### Stated task 1
Answer these from the text on Galois groups and elliptic curves:
(a) Which equation defines the splitting field used as an example?
(b) At which prime is that splitting field's Galois group ramified?
(c) What valuation of $j_E$ is assumed in the case of multiplicative reduction at $p$?

### Text excerpt

----

There are many confusions in your post, let me point out just a few

It is dangerous to fix embeddings of $\Qbar$ into $\Qbar_p$ (equivalently, to fix decomposition groups $D_p$ inside the Galois group $G_{\Q}$ for all $p$), and leads you astray on a number of occasions. You say:

Since $\Q(\zeta_{\ell})$ is the intersection of the extensions ... we need only consider primes of bad reduction by Néron-Ogg-Shafarevich, it follows ... that the $\ell$-adic image ... coincides with $G$.

There are at least three things wrong with this paragraph. First, by Néron-Ogg-Shafarevich, one deduces that the ramification on the $\ell$-adic Tate module is unramified outside the primes of bad reduction and the prime $\ell$, which you omitted. Second, a Galois group need not be generated by the decomposition groups at primes of bad reduction; for example, this does not hold for an extension which is unramified everywhere (or which contains any such extension). You can overcome both of these issues by including the prime $\ell$ and working over $\Q$ which has no unramified extensions by Minkowski. However, you still run into trouble, because you fixed a choice of $D_p$, and for this sort of argument you need to consider all conjugates of $D_p$ as well. For example, let $L/\Q$ be the splitting field of

$$x^3 - x - 1 = 0.$$

The Galois group $G$ is $S_3$, and $G$ is ramified only at $23$. If you fix a decomposition group $D \subset G$ at a prime above $p = 23$, you will find that $D = \Z/2\Z$, which doesn't generate $G$. Correspondingly, the fixed field $K = L^{D}$ (which is isomorphic to the cubic field cut out by a root of the equation above) is unramified at one prime above $23$ but ramified at the other prime above $23$.

This leads into the second issue when fixing $D_p$. It's completely non-canonical, and yet both of your assumptions (*) and (**) depend completely on this choice. Let's assume that the $\ell$-adic representation:

$$\rho: G_{\Q} \rightarrow \GL_2(\Z_{\ell})$$

was surjective (it often is). Let's also suppose that $E$ has multiplicative reduction at $p$, and that valuation of $j_E$ is $-1$. Then what does one know about the image of inertia $I_p \subset D_p$ inside the $\ell$-adic Tate module? Well, it will contain a transvection conjugate to

$$\left(\begin{matrix} 1 & u \\ 0 & 1 \end{matrix} \right)$$

for some unit $u \in \Z^{\times}_{\ell}$. However, choosing a different embedding $D_p \subset G_{\Q}$ is equivalent to conjugating this element. And every single transvection $\sigma \in \GL_2(\Z_{\ell})$ which is non-trivial modulo $\ell$ is conjugate to this element. So for example, given another prime $q$ with ordinary reduction and such that $j_E$ has valuation $-1$, the corresponding statement holds. But now * and ** clearly depend on the choice you make. You can choose $D_p$ and $D_{q}$ inside $G_{\Q}$ so that you get exactly the same transvection, or you can choose them such that together they generate $\GL_2(\Z_{\ell})$. So it doesn't make sense to ask whether * or ** holds. This is the main source of your error.

----

### Records shown
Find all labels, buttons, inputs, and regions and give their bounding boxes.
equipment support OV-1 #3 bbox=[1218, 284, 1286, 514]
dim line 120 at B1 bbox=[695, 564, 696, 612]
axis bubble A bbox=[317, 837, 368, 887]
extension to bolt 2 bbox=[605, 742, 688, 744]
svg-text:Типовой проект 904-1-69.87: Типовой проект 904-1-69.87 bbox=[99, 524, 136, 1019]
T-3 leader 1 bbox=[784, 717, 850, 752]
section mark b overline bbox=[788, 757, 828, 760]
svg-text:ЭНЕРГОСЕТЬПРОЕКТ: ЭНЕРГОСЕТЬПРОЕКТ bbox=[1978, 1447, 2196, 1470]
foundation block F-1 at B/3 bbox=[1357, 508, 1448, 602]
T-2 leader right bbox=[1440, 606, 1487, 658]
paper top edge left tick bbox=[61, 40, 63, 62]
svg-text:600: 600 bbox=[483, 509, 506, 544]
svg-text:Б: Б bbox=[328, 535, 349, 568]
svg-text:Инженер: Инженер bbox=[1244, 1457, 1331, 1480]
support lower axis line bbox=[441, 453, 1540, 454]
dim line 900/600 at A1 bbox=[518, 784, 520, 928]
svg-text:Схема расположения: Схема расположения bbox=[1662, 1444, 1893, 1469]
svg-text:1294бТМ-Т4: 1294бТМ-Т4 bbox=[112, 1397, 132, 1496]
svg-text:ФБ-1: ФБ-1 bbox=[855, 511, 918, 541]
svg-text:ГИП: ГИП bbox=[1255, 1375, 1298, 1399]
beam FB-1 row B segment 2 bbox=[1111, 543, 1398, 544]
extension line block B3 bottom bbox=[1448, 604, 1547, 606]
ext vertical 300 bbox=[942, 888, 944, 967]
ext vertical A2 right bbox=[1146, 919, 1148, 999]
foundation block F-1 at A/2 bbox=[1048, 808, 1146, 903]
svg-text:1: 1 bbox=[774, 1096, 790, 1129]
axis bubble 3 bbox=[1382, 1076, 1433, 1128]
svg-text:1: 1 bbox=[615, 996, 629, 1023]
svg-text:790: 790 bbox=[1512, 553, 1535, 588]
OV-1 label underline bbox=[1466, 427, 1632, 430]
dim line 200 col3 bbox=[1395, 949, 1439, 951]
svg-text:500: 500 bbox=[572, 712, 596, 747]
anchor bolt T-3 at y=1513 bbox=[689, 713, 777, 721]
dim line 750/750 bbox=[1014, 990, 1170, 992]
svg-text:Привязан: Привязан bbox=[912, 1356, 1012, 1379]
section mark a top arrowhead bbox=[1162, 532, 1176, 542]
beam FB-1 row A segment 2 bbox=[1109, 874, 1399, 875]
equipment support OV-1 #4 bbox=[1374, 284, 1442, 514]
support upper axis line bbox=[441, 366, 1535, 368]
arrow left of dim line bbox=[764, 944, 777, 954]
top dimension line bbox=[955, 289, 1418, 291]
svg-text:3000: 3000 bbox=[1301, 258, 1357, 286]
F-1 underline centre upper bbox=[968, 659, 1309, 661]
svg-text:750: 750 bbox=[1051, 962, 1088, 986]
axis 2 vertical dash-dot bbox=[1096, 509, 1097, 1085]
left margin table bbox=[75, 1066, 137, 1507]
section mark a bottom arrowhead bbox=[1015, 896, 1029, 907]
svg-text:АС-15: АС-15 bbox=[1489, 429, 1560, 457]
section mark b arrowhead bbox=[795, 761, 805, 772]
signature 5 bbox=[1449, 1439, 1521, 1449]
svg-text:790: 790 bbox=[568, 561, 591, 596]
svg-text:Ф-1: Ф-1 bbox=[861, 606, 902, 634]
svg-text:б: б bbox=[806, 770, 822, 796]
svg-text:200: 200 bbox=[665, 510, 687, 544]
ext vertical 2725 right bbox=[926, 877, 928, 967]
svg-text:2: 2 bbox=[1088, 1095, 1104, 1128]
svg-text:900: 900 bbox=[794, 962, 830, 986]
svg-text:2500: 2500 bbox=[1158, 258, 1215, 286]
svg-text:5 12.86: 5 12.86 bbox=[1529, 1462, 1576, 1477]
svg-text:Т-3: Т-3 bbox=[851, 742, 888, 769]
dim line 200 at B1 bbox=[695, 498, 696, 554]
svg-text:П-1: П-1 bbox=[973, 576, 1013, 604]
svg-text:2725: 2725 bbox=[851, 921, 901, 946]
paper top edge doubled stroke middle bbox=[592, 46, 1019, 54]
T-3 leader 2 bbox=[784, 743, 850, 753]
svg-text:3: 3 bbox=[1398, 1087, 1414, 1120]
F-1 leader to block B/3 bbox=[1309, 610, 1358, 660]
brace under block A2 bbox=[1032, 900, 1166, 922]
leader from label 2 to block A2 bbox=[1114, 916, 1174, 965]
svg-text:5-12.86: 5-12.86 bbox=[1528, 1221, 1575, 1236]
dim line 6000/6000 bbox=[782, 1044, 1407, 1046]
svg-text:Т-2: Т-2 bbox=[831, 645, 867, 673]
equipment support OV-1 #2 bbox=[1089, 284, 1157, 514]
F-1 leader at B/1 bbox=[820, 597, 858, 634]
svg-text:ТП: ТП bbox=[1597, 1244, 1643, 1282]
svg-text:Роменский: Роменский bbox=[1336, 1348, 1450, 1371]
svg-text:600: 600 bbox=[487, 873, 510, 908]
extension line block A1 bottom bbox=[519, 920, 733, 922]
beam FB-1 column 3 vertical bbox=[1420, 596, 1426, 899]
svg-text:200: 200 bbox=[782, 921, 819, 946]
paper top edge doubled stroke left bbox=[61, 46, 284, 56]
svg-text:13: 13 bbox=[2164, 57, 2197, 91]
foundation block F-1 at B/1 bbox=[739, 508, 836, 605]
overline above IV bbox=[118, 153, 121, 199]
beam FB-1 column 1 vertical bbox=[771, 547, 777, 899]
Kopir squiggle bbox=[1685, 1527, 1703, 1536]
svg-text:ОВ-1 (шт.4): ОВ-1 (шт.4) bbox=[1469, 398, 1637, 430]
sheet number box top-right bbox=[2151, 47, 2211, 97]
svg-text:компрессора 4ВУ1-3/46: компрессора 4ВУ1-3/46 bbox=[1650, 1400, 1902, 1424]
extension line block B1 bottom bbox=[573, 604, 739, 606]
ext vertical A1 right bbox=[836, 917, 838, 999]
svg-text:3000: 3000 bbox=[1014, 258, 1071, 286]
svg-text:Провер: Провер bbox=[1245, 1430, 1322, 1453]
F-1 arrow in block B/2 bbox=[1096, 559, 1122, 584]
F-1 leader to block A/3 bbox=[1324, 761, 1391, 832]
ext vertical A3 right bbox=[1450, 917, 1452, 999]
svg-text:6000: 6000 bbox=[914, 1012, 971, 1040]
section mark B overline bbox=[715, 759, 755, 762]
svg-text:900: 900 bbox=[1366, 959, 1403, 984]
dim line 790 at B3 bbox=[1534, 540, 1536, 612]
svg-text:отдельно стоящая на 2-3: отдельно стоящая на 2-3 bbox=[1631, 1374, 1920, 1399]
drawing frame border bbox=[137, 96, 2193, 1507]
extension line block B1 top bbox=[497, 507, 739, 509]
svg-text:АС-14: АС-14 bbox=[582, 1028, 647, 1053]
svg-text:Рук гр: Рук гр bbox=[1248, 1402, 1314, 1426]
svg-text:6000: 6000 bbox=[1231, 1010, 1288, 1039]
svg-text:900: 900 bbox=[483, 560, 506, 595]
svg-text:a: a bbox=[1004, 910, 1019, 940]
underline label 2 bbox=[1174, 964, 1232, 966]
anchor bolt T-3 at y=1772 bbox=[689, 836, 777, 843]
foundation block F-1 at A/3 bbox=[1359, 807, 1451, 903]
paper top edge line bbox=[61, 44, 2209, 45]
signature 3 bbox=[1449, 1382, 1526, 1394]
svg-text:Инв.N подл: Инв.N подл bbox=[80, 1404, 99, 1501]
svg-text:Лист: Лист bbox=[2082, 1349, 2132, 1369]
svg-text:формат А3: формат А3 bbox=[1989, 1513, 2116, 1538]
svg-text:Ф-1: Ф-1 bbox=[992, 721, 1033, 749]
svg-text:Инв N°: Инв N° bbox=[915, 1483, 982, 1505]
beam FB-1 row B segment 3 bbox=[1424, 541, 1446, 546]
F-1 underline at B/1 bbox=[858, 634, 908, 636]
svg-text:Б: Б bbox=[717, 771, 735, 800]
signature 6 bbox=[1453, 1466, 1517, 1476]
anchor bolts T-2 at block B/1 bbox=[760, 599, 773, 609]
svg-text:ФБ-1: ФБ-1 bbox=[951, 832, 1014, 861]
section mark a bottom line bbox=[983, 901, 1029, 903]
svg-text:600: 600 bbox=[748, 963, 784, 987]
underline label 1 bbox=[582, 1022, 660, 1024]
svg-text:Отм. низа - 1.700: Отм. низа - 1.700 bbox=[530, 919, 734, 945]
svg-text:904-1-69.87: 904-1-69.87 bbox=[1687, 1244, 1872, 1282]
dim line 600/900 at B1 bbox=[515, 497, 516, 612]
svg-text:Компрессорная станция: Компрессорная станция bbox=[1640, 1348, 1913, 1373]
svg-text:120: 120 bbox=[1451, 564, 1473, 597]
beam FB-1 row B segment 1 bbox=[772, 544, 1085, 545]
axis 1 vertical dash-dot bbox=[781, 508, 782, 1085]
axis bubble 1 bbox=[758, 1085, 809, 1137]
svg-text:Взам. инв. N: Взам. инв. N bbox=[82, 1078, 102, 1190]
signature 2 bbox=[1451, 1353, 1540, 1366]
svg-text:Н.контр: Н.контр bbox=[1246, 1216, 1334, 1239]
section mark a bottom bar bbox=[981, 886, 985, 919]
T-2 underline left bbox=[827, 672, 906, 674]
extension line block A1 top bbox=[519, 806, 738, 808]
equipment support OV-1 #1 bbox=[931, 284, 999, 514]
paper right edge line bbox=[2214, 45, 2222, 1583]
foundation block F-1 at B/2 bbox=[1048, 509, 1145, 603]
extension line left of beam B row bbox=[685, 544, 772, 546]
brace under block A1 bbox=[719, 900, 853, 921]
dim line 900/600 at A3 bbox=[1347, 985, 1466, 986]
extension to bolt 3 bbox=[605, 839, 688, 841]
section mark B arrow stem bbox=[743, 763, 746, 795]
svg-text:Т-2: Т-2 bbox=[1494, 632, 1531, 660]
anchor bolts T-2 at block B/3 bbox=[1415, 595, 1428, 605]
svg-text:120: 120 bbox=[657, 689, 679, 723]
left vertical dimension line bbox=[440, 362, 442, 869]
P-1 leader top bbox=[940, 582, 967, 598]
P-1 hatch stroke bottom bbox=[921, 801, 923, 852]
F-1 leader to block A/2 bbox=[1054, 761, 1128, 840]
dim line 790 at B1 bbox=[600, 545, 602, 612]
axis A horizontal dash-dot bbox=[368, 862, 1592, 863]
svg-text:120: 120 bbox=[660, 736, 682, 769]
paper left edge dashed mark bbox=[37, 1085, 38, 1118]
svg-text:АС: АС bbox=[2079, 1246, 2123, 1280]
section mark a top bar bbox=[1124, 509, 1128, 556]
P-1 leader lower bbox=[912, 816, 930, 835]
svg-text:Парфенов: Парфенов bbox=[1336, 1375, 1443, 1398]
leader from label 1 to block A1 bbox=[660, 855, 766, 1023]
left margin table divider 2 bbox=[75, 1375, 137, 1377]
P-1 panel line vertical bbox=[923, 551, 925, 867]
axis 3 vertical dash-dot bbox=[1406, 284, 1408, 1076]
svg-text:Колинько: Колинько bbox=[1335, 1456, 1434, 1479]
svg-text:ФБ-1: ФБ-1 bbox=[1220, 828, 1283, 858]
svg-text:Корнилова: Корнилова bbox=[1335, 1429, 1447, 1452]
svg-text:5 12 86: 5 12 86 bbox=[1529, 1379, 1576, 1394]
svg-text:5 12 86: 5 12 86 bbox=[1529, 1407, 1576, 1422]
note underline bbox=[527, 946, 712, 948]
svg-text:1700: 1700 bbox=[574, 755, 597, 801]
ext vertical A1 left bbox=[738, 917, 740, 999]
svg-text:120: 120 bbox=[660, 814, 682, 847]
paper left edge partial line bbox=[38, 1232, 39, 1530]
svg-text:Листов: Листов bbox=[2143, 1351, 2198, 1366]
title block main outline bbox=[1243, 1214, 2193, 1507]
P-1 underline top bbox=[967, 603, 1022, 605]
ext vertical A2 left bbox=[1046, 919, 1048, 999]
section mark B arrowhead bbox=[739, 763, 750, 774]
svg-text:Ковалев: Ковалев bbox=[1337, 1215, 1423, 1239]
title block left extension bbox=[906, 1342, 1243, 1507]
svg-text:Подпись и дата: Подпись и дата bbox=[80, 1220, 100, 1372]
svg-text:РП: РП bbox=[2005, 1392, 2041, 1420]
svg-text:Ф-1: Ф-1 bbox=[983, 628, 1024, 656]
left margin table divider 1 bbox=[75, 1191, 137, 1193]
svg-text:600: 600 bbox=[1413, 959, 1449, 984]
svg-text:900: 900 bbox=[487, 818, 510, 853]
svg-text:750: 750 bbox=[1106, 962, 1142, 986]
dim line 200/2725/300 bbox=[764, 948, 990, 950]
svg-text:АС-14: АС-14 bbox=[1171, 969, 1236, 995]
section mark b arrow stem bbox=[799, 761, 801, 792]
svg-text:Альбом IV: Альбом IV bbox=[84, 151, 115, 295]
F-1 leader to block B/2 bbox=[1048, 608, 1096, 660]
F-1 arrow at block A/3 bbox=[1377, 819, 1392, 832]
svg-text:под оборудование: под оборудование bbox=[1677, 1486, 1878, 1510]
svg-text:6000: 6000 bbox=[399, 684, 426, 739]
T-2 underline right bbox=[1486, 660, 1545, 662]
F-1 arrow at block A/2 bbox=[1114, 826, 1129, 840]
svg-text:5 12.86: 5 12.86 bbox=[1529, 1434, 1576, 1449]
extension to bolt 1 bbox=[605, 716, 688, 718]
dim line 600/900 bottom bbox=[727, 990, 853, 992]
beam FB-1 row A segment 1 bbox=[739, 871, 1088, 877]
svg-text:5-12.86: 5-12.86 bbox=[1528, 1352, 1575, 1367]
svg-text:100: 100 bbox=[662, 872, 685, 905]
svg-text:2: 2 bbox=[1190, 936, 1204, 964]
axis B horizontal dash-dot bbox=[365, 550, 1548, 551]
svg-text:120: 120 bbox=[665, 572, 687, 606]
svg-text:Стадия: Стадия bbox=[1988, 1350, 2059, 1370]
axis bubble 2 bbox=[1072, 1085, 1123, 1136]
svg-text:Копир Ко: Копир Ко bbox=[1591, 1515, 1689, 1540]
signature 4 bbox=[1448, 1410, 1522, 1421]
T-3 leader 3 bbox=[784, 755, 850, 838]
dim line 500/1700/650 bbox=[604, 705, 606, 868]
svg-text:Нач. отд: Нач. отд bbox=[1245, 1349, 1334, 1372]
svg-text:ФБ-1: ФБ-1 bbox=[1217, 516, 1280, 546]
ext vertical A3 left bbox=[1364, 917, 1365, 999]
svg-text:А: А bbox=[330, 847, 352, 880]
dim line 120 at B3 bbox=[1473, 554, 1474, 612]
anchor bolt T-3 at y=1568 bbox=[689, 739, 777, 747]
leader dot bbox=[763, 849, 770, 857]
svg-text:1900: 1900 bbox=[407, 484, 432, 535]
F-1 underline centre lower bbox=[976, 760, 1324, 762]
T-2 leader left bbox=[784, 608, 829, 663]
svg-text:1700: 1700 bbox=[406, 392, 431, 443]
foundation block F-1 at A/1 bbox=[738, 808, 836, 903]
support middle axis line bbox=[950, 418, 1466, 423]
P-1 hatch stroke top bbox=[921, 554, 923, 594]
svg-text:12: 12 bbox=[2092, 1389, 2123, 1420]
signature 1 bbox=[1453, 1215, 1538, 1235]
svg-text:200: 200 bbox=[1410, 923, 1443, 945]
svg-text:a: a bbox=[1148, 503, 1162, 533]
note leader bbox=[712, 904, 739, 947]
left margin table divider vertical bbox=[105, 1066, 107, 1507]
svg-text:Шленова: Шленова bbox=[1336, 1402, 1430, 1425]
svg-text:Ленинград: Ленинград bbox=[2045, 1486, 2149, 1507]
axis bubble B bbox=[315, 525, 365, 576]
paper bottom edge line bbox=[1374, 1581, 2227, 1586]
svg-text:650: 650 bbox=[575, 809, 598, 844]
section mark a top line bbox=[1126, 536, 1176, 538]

----

### Stated task 2
Reproduce the records word for word, starting at their first line and ending at the line that contains "section mark b overline bbox=[788, 757, 828, 760]".

### Complete answer 1
(a) $x^3 - x - 1 = 0$
(b) $23$
(c) $-1$

### Complete answer 2
Find all labels, buttons, inputs, and regions and give their bounding boxes.
equipment support OV-1 #3 bbox=[1218, 284, 1286, 514]
dim line 120 at B1 bbox=[695, 564, 696, 612]
axis bubble A bbox=[317, 837, 368, 887]
extension to bolt 2 bbox=[605, 742, 688, 744]
svg-text:Типовой проект 904-1-69.87: Типовой проект 904-1-69.87 bbox=[99, 524, 136, 1019]
T-3 leader 1 bbox=[784, 717, 850, 752]
section mark b overline bbox=[788, 757, 828, 760]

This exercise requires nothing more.